[start]

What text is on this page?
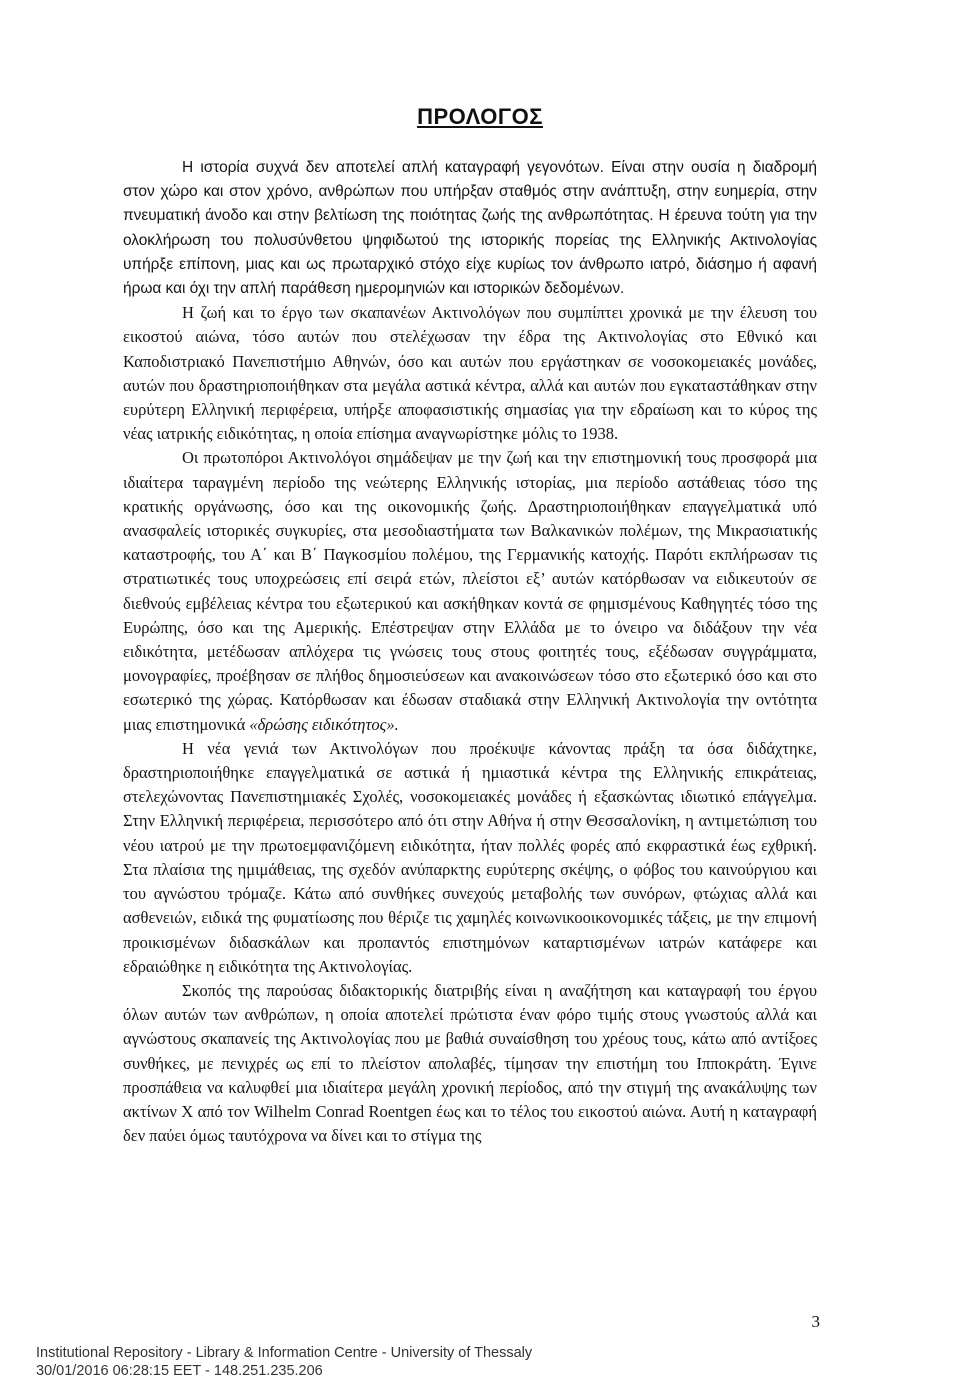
ΠΡΟΛΟΓΟΣ

Η ιστορία συχνά δεν αποτελεί απλή καταγραφή γεγονότων. Είναι στην ουσία η διαδρομή στον χώρο και στον χρόνο, ανθρώπων που υπήρξαν σταθμός στην ανάπτυξη, στην ευημερία, στην πνευματική άνοδο και στην βελτίωση της ποιότητας ζωής της ανθρωπότητας. Η έρευνα τούτη για την ολοκλήρωση του πολυσύνθετου ψηφιδωτού της ιστορικής πορείας της Ελληνικής Ακτινολογίας υπήρξε επίπονη, μιας και ως πρωταρχικό στόχο είχε κυρίως τον άνθρωπο ιατρό, διάσημο ή αφανή ήρωα και όχι την απλή παράθεση ημερομηνιών και ιστορικών δεδομένων.

Η ζωή και το έργο των σκαπανέων Ακτινολόγων που συμπίπτει χρονικά με την έλευση του εικοστού αιώνα, τόσο αυτών που στελέχωσαν την έδρα της Ακτινολογίας στο Εθνικό και Καποδιστριακό Πανεπιστήμιο Αθηνών, όσο και αυτών που εργάστηκαν σε νοσοκομειακές μονάδες, αυτών που δραστηριοποιήθηκαν στα μεγάλα αστικά κέντρα, αλλά και αυτών που εγκαταστάθηκαν στην ευρύτερη Ελληνική περιφέρεια, υπήρξε αποφασιστικής σημασίας για την εδραίωση και το κύρος της νέας ιατρικής ειδικότητας, η οποία επίσημα αναγνωρίστηκε μόλις το 1938.

Οι πρωτοπόροι Ακτινολόγοι σημάδεψαν με την ζωή και την επιστημονική τους προσφορά μια ιδιαίτερα ταραγμένη περίοδο της νεώτερης Ελληνικής ιστορίας, μια περίοδο αστάθειας τόσο της κρατικής οργάνωσης, όσο και της οικονομικής ζωής. Δραστηριοποιήθηκαν επαγγελματικά υπό ανασφαλείς ιστορικές συγκυρίες, στα μεσοδιαστήματα των Βαλκανικών πολέμων, της Μικρασιατικής καταστροφής, του Α΄ και Β΄ Παγκοσμίου πολέμου, της Γερμανικής κατοχής. Παρότι εκπλήρωσαν τις στρατιωτικές τους υποχρεώσεις επί σειρά ετών, πλείστοι εξ’ αυτών κατόρθωσαν να ειδικευτούν σε διεθνούς εμβέλειας κέντρα του εξωτερικού και ασκήθηκαν κοντά σε φημισμένους Καθηγητές τόσο της Ευρώπης, όσο και της Αμερικής. Επέστρεψαν στην Ελλάδα με το όνειρο να διδάξουν την νέα ειδικότητα, μετέδωσαν απλόχερα τις γνώσεις τους στους φοιτητές τους, εξέδωσαν συγγράμματα, μονογραφίες, προέβησαν σε πλήθος δημοσιεύσεων και ανακοινώσεων τόσο στο εξωτερικό όσο και στο εσωτερικό της χώρας. Κατόρθωσαν και έδωσαν σταδιακά στην Ελληνική Ακτινολογία την οντότητα μιας επιστημονικά «δρώσης ειδικότητος».

Η νέα γενιά των Ακτινολόγων που προέκυψε κάνοντας πράξη τα όσα διδάχτηκε, δραστηριοποιήθηκε επαγγελματικά σε αστικά ή ημιαστικά κέντρα της Ελληνικής επικράτειας, στελεχώνοντας Πανεπιστημιακές Σχολές, νοσοκομειακές μονάδες ή εξασκώντας ιδιωτικό επάγγελμα. Στην Ελληνική περιφέρεια, περισσότερο από ότι στην Αθήνα ή στην Θεσσαλονίκη, η αντιμετώπιση του νέου ιατρού με την πρωτοεμφανιζόμενη ειδικότητα, ήταν πολλές φορές από εκφραστικά έως εχθρική. Στα πλαίσια της ημιμάθειας, της σχεδόν ανύπαρκτης ευρύτερης σκέψης, ο φόβος του καινούργιου και του αγνώστου τρόμαζε. Κάτω από συνθήκες συνεχούς μεταβολής των συνόρων, φτώχιας αλλά και ασθενειών, ειδικά της φυματίωσης που θέριζε τις χαμηλές κοινωνικοοικονομικές τάξεις, με την επιμονή προικισμένων διδασκάλων και προπαντός επιστημόνων καταρτισμένων ιατρών κατάφερε και εδραιώθηκε η ειδικότητα της Ακτινολογίας.

Σκοπός της παρούσας διδακτορικής διατριβής είναι η αναζήτηση και καταγραφή του έργου όλων αυτών των ανθρώπων, η οποία αποτελεί πρώτιστα έναν φόρο τιμής στους γνωστούς αλλά και αγνώστους σκαπανείς της Ακτινολογίας που με βαθιά συναίσθηση του χρέους τους, κάτω από αντίξοες συνθήκες, με πενιχρές ως επί το πλείστον απολαβές, τίμησαν την επιστήμη του Ιπποκράτη. Έγινε προσπάθεια να καλυφθεί μια ιδιαίτερα μεγάλη χρονική περίοδος, από την στιγμή της ανακάλυψης των ακτίνων Χ από τον Wilhelm Conrad Roentgen έως και το τέλος του εικοστού αιώνα. Αυτή η καταγραφή δεν παύει όμως ταυτόχρονα να δίνει και το στίγμα της

3
Institutional Repository - Library & Information Centre - University of Thessaly
30/01/2016 06:28:15 EET - 148.251.235.206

[end]

DO THIS: Which lines above contain "ανθρώπων"? Show each of them.

FINISHED TASK:
Η ιστορία συχνά δεν αποτελεί απλή καταγραφή γεγονότων. Είναι στην ουσία η διαδρομή στον χώρο και στον χρόνο, ανθρώπων που υπήρξαν σταθμός στην ανάπτυξη, στην ευημερία, στην πνευματική άνοδο και στην βελτίωση της ποιότητας ζωής της ανθρωπότητας. Η έρευνα τούτη για την ολοκλήρωση του πολυσύνθετου ψηφιδωτού της ιστορικής πορείας της Ελληνικής Ακτινολογίας υπήρξε επίπονη, μιας και ως πρωταρχικό στόχο είχε κυρίως τον άνθρωπο ιατρό, διάσημο ή αφανή ήρωα και όχι την απλή παράθεση ημερομηνιών και ιστορικών δεδομένων.
Σκοπός της παρούσας διδακτορικής διατριβής είναι η αναζήτηση και καταγραφή του έργου όλων αυτών των ανθρώπων, η οποία αποτελεί πρώτιστα έναν φόρο τιμής στους γνωστούς αλλά και αγνώστους σκαπανείς της Ακτινολογίας που με βαθιά συναίσθηση του χρέους τους, κάτω από αντίξοες συνθήκες, με πενιχρές ως επί το πλείστον απολαβές, τίμησαν την επιστήμη του Ιπποκράτη. Έγινε προσπάθεια να καλυφθεί μια ιδιαίτερα μεγάλη χρονική περίοδος, από την στιγμή της ανακάλυψης των ακτίνων Χ από τον Wilhelm Conrad Roentgen έως και το τέλος του εικοστού αιώνα. Αυτή η καταγραφή δεν παύει όμως ταυτόχρονα να δίνει και το στίγμα της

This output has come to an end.